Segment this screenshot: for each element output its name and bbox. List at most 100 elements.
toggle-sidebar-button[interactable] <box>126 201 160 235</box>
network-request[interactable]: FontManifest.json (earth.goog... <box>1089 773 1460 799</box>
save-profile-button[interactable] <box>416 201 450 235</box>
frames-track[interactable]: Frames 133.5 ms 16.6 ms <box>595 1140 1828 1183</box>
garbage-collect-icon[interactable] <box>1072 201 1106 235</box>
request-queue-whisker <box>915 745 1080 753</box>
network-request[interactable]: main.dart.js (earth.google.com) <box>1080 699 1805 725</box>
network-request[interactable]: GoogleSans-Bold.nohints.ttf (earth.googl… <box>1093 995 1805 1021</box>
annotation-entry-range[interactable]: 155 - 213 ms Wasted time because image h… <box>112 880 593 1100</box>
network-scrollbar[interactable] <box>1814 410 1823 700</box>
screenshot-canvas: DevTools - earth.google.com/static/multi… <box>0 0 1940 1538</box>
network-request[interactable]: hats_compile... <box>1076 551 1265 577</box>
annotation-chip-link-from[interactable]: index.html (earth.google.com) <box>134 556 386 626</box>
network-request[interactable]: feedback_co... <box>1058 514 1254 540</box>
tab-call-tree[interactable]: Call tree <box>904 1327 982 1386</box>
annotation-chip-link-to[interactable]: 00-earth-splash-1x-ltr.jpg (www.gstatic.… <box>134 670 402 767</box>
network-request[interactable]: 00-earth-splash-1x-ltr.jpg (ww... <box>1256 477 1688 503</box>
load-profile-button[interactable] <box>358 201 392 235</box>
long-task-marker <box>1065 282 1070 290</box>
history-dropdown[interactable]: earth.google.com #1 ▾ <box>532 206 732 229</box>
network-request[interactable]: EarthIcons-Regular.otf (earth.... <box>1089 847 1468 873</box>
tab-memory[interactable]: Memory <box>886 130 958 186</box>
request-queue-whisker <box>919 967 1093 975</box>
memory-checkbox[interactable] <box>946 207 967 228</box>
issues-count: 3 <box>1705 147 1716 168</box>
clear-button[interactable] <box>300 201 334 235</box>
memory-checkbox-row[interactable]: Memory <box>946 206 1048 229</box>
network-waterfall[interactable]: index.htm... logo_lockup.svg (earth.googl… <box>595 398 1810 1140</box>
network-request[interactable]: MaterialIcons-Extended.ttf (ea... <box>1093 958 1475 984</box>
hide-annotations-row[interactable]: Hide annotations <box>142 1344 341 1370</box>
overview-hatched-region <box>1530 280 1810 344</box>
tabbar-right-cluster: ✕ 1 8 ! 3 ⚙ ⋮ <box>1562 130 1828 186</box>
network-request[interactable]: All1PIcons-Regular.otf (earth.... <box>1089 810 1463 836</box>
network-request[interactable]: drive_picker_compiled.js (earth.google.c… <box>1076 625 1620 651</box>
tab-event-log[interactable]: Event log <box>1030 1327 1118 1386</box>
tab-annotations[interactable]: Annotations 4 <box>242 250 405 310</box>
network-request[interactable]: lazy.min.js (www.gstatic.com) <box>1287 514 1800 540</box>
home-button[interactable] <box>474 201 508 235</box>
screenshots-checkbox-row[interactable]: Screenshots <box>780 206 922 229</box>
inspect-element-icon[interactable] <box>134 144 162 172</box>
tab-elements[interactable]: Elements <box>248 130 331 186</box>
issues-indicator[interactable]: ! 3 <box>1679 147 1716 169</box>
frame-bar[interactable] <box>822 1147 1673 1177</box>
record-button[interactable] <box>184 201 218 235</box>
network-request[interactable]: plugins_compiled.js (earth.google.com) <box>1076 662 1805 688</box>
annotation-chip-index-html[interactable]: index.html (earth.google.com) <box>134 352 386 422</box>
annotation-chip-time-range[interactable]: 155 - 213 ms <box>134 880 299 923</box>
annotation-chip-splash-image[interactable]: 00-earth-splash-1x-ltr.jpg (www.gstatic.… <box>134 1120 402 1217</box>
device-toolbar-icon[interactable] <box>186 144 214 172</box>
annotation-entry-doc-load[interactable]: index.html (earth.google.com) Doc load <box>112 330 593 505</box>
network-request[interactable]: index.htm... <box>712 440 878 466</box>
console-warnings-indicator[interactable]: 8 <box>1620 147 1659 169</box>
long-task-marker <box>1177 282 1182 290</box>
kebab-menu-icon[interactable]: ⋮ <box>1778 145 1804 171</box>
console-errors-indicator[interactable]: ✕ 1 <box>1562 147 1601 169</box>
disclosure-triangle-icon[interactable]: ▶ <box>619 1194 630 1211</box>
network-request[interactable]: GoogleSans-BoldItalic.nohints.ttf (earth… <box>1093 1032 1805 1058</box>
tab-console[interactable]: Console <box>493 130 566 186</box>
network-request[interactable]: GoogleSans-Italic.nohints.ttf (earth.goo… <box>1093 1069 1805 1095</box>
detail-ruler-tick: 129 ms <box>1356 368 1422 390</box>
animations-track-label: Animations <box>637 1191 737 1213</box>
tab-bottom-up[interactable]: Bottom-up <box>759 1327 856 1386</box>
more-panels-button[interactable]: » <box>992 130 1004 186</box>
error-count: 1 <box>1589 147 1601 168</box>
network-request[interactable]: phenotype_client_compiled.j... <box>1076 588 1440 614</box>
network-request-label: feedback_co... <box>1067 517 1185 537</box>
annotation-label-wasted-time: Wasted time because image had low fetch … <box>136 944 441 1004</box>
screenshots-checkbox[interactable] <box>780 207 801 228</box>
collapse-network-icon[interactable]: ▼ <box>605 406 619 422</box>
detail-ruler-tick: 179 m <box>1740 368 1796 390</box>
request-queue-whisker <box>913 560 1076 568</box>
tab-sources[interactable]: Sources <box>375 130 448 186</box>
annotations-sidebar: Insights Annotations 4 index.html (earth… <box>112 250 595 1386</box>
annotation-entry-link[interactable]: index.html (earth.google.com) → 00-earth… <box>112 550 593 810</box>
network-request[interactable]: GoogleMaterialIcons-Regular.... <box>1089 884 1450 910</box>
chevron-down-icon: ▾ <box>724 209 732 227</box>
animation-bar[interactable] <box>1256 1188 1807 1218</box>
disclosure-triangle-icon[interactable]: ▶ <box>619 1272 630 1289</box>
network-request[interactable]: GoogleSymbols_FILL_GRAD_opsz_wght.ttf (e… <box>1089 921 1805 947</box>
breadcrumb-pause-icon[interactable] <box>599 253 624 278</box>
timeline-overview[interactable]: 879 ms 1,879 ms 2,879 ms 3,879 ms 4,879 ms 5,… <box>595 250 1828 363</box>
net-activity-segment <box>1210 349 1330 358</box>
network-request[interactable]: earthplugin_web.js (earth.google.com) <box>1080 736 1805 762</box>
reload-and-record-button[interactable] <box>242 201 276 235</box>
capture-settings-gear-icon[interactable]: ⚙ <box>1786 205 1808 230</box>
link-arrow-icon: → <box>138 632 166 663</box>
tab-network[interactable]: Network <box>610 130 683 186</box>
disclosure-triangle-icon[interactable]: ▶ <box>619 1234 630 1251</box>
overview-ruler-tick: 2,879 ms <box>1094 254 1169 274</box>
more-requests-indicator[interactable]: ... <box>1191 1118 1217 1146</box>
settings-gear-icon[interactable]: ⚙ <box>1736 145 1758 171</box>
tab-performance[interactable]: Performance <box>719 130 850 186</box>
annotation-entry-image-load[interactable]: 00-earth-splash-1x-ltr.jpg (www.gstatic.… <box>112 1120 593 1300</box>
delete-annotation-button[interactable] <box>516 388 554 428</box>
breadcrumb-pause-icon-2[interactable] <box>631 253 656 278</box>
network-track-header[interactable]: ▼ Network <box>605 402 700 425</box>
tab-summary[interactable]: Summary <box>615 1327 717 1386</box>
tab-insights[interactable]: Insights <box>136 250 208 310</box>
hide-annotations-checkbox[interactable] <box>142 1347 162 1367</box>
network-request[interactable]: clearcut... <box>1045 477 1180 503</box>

++++

Reproduce, without any change, everything from the first line of the data above down to and including the line that contains "save-profile-button[interactable] <box>416 201".

Segment this screenshot: for each element output its name and bbox. List at most 100 elements.
toggle-sidebar-button[interactable] <box>126 201 160 235</box>
network-request[interactable]: FontManifest.json (earth.goog... <box>1089 773 1460 799</box>
save-profile-button[interactable] <box>416 201 450 235</box>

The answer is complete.